Every year one of our junior developers discovers we use Divi and asks, politely, whether we're secretly embarrassed. We're not. Divi is a tool. It's a tool with real tradeoffs — we know them, we manage them, and for a specific kind of project it's the fastest route from brief to shipped site on the planet. Here's our working version of that tradeoff list.
What Divi does well
- —A clean visual builder clients can use after a 30-minute handoff
- —Built-in responsive controls that work without fighting
- —A decent library of starter layouts — you're not dragging blocks from scratch
- —Global styles that actually propagate (colours, typography, buttons)
- —Zero per-seat licensing, one-time fee, lifetime updates — the maths make sense
What you need to fix by hand
The default markup is heavier than it needs to be. We strip jQuery migrate, disable the emoji script, queue Divi's frontend CSS smart, and tune the module library so we don't ship unused CSS. It's not free and it's not one-click — PageSpeed is never Divi's best event — but a tuned Divi site comfortably loads under 3s on decent hosting, which is what our clients actually need. Chasing Lighthouse scores in WordPress is a losing game we stopped playing.
One short email every few weeks. Like this note, but in your inbox.
"The sin isn't using Divi. The sin is using Divi the way it ships by default."
When Divi isn't enough
When the design calls for motion that isn't hover/fade — GSAP timelines, scroll-driven choreography, particle fields. When you need a content model with deep relationships (many-to-many, custom types, reverse lookups). When the site is actually a product. In those cases we write a custom theme, not a Divi child. Those are ~20% of our jobs. The other 80% ship faster in Divi, with our tuning layer.
Divi vs Elementor vs Gutenberg, briefly
Elementor is more modern and more sprawling — we've found it harder to hand off to client teams because the editor surface is bigger. Gutenberg is the future for content-heavy sites but still a step behind for marketing page building in 2026. Divi sits in the middle: less fashionable than Elementor, less locked-in than Gutenberg, and faster for the kinds of pages small businesses actually need.
If you still feel bad about using Divi, that's a taste problem. Fix the taste, not the stack.

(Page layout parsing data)
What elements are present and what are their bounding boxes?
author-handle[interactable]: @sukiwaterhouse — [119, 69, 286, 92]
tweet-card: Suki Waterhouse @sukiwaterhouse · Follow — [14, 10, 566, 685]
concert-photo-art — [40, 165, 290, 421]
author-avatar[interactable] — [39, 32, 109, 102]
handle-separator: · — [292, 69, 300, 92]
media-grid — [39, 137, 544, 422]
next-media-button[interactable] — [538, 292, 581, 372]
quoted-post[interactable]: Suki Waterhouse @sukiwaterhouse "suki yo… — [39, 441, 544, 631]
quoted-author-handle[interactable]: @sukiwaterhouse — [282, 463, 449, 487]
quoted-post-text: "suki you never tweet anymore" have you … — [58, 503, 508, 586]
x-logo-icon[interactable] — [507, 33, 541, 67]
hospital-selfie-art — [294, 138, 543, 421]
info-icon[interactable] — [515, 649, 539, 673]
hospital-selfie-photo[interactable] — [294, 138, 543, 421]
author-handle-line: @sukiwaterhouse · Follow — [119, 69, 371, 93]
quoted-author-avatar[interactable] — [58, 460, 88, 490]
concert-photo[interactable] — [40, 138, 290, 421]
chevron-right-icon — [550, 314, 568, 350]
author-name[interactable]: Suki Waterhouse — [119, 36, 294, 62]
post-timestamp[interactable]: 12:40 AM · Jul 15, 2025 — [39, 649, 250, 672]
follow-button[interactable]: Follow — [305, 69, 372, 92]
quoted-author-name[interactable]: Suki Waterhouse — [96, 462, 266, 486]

> **EXERCISE GOAL**
Answer these questions from the text about Divi:
(a) How long a handoff do clients need before they can use Divi's visual builder?
(b) On decent hosting, what load time does a tuned Divi site comfortably achieve?
(c) Roughly what share of the jobs get a custom theme instead of a Divi child?

> **RESPONSE TO THE TASK**
(a) A 30-minute handoff.
(b) Under 3s.
(c) About 20%.